====== SUPPLIED INFORMATION ======

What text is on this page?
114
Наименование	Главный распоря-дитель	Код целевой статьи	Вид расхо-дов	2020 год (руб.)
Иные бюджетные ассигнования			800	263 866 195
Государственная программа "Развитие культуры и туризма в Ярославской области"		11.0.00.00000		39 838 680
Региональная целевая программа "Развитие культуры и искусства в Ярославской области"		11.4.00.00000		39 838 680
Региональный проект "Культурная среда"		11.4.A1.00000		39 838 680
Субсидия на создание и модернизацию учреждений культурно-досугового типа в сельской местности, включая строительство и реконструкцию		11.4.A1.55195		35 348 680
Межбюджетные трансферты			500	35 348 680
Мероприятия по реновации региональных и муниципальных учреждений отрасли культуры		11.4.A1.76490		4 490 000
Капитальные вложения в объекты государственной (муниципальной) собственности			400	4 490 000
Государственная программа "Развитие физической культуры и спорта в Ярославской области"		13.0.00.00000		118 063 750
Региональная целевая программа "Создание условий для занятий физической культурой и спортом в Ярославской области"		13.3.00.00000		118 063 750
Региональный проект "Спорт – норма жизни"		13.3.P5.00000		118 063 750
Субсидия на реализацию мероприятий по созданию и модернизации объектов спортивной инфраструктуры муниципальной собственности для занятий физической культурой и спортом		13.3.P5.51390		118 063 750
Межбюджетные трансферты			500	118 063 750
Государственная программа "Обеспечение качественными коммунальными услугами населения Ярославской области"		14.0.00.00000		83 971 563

======
====== SUPPLIED INFORMATION ======

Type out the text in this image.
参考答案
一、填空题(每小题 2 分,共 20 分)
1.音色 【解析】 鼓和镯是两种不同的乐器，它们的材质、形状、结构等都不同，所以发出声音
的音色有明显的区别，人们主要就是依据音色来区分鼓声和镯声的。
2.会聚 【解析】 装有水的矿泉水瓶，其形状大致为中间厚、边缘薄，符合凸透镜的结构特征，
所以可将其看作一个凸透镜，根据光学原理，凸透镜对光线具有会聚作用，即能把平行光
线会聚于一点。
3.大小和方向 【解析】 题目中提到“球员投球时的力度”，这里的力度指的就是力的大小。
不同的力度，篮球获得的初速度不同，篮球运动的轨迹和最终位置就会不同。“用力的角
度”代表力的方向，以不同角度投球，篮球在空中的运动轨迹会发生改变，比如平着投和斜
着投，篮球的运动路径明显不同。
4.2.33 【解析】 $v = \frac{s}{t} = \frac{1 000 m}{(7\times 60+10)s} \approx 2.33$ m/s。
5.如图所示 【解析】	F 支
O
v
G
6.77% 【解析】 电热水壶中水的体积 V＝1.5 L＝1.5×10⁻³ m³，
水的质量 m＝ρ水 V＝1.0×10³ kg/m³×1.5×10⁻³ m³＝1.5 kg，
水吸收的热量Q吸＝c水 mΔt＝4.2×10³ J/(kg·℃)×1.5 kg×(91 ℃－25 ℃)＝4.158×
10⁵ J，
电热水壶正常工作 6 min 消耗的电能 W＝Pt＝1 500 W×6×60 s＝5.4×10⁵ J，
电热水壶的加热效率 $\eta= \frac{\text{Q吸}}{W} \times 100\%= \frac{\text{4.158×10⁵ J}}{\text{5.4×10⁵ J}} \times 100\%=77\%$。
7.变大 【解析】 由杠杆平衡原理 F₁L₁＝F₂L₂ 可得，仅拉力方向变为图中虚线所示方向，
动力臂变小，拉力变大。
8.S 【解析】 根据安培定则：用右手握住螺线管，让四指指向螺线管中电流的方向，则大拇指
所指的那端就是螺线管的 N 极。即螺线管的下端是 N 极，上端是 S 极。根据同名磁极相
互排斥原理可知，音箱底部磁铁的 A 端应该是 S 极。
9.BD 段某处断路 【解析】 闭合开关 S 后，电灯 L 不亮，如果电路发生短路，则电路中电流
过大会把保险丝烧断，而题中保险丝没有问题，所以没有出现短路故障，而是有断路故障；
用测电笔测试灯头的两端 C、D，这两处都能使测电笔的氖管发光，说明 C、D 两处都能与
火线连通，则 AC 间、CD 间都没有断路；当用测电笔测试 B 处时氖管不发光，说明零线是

======

> WORK TO COMPLETE
Filter out every line that lacks the word "проект", and copy the rest.

> ANSWER TO THE PROBLEM
Региональный проект "Культурная среда"		11.4.A1.00000		39 838 680
Региональный проект "Спорт – норма жизни"		13.3.P5.00000		118 063 750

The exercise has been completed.